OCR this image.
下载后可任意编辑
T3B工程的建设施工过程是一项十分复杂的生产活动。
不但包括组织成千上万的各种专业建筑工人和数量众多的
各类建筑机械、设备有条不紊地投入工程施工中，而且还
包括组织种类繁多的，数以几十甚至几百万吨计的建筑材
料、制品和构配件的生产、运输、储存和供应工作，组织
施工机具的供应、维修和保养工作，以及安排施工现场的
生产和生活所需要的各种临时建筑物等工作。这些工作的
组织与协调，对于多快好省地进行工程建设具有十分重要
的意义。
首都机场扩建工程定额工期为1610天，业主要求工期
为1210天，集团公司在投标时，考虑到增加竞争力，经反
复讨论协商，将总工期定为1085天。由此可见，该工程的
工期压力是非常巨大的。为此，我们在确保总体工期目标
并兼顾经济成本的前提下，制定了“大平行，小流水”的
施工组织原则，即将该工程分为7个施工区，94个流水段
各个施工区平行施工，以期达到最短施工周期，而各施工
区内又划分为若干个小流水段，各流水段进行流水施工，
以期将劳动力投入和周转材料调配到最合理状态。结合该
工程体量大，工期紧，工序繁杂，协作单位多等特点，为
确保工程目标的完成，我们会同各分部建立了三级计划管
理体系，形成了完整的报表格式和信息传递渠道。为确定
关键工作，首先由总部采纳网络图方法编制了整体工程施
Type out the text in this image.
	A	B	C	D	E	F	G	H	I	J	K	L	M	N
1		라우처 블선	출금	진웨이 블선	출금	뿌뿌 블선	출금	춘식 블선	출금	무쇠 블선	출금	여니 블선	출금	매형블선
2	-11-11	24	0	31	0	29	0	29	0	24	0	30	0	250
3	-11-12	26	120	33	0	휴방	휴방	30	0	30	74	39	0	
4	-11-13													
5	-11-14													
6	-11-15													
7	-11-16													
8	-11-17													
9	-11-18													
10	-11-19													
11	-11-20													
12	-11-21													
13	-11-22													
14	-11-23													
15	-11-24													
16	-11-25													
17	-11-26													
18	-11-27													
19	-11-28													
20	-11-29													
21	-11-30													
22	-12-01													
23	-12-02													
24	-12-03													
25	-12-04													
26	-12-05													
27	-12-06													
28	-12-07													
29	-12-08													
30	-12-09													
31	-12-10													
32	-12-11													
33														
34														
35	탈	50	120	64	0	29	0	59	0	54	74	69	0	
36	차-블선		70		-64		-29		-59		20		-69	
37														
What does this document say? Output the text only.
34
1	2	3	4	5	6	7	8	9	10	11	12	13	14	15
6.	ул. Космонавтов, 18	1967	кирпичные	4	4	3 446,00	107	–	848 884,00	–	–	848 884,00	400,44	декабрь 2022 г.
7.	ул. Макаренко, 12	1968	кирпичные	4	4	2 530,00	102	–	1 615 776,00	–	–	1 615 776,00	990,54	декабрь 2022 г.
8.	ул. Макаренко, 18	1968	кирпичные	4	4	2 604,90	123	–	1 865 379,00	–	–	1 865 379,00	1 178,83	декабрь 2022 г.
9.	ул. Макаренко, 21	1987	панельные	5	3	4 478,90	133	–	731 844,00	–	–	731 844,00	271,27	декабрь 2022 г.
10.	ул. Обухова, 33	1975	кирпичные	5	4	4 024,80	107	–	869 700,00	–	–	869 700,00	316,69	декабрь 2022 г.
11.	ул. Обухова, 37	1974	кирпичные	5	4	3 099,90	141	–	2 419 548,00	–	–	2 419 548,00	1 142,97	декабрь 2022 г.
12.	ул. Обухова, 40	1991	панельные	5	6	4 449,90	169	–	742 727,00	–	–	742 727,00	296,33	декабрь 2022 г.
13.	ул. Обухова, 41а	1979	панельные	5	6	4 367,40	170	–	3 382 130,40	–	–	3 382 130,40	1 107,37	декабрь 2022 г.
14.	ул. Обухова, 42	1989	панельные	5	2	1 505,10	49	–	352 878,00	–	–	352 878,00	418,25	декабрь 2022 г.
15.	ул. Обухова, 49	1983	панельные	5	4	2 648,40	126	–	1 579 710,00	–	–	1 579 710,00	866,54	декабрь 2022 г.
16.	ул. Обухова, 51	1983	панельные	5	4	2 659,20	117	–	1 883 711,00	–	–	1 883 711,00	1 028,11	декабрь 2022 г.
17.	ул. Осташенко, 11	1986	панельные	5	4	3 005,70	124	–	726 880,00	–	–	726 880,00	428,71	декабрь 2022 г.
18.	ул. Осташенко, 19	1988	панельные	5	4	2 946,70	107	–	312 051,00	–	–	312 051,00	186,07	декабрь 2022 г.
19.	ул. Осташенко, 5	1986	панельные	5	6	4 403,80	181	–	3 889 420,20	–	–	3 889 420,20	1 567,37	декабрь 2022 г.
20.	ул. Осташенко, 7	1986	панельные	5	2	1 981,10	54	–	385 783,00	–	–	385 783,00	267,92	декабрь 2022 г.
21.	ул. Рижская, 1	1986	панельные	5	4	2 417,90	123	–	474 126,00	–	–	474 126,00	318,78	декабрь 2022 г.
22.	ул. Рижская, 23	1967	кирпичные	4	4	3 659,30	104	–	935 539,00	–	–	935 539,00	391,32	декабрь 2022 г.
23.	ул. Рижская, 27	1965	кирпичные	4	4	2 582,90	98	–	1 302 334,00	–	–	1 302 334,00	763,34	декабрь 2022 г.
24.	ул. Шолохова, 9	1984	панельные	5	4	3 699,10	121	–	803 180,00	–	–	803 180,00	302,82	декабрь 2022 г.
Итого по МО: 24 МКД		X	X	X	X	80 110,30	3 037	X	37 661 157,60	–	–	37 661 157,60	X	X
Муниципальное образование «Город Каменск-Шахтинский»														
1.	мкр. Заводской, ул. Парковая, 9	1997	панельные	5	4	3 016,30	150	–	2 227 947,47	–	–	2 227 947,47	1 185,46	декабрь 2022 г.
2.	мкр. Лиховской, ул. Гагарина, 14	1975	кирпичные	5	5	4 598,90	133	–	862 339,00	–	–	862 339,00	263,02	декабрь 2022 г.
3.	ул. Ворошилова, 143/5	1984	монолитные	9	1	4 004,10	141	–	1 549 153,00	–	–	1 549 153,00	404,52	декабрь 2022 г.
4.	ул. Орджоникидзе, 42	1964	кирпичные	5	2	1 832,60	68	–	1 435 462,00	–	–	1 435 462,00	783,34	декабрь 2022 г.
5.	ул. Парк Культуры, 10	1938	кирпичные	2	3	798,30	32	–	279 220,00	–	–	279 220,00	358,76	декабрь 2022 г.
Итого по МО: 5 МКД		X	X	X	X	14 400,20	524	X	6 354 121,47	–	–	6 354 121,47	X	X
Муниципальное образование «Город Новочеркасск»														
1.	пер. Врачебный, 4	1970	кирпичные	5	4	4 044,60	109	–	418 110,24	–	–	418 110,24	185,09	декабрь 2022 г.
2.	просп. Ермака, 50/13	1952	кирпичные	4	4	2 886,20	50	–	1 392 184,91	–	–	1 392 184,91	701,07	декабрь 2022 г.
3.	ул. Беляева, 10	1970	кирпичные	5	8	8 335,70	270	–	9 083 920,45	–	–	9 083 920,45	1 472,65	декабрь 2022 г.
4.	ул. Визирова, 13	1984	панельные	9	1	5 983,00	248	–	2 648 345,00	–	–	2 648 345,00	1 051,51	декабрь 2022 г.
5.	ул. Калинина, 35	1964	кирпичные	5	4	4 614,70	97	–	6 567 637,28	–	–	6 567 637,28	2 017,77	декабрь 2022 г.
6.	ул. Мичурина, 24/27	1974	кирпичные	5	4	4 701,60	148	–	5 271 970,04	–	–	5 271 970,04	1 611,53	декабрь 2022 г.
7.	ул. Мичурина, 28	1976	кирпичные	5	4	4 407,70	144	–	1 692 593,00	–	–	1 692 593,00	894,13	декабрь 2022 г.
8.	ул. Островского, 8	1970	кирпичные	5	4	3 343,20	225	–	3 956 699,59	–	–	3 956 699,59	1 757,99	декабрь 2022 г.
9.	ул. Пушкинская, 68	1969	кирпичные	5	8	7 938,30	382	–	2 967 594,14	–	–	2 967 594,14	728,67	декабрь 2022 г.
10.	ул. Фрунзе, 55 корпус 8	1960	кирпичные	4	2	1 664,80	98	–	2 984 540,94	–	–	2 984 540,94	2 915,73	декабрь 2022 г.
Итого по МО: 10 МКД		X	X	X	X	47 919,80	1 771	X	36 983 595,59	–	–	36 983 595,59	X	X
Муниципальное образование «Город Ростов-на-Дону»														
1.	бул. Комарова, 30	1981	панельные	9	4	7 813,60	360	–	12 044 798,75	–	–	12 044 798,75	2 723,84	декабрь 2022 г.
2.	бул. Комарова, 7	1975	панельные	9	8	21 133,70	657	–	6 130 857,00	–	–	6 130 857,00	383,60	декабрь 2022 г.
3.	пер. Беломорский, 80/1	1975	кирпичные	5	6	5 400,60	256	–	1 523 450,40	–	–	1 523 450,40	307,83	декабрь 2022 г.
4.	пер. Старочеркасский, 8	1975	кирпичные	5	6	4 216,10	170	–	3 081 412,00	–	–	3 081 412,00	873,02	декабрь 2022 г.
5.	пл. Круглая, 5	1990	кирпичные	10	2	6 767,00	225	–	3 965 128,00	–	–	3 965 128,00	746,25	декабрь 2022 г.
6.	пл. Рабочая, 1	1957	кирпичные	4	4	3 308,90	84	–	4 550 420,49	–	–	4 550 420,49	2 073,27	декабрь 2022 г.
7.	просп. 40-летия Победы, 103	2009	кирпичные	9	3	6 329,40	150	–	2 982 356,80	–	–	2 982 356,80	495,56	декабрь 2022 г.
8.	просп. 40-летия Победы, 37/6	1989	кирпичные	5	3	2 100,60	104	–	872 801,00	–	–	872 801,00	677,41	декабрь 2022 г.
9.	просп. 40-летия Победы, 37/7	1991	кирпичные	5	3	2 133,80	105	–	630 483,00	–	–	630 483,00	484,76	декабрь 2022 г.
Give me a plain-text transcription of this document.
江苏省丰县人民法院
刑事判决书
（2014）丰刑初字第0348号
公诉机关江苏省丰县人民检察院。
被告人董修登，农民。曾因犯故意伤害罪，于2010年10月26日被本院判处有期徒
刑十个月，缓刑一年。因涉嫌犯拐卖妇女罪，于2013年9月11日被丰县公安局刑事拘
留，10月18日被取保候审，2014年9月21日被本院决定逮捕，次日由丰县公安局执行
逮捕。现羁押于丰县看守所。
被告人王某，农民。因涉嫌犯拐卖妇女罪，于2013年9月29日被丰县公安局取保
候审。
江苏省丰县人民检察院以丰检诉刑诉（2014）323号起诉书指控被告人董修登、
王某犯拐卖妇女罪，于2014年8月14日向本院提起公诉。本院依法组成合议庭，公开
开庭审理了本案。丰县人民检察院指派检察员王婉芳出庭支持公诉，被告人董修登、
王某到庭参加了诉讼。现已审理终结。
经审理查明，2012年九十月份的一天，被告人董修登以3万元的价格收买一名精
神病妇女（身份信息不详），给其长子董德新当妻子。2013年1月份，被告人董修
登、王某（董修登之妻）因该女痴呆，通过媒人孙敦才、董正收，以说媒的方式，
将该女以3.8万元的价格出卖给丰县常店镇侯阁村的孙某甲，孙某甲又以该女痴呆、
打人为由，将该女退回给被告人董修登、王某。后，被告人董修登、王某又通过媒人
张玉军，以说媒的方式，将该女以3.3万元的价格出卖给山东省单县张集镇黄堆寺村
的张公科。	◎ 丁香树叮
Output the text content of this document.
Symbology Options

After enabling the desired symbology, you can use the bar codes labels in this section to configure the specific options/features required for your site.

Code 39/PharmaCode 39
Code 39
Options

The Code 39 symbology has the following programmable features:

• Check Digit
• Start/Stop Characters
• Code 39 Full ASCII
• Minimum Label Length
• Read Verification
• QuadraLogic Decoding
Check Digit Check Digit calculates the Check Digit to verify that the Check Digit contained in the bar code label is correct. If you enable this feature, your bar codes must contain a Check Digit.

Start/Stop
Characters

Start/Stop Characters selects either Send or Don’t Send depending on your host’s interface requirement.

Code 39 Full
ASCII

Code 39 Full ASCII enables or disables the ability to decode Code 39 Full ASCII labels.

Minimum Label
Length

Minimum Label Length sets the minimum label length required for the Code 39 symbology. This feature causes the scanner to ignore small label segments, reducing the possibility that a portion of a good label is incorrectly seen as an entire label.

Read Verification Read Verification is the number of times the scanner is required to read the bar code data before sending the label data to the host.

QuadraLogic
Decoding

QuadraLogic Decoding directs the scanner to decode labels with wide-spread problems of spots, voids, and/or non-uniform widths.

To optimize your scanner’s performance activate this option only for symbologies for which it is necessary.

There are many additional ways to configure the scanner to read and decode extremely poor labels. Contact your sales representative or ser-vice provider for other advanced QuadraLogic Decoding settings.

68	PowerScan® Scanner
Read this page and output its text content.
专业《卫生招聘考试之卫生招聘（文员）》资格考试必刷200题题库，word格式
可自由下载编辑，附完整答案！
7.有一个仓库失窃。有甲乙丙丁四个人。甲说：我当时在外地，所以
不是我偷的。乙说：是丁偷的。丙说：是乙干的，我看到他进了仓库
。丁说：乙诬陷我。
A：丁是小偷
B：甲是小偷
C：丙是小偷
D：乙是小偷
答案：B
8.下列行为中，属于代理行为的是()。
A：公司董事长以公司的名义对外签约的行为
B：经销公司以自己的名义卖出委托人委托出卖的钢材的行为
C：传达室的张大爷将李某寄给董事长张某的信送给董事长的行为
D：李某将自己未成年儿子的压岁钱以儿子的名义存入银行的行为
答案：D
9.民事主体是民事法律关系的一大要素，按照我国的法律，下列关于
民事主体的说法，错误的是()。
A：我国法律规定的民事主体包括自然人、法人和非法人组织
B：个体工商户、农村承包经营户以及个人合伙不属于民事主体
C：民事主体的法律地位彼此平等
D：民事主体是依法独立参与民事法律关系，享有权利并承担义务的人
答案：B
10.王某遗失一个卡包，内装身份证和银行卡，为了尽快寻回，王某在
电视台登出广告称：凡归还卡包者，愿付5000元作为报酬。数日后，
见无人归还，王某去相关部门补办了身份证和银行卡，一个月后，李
-------
## PROBLEM DESCRIPTION:
Return only the number of lines in the data above that include the word "image".

## REPLY:
2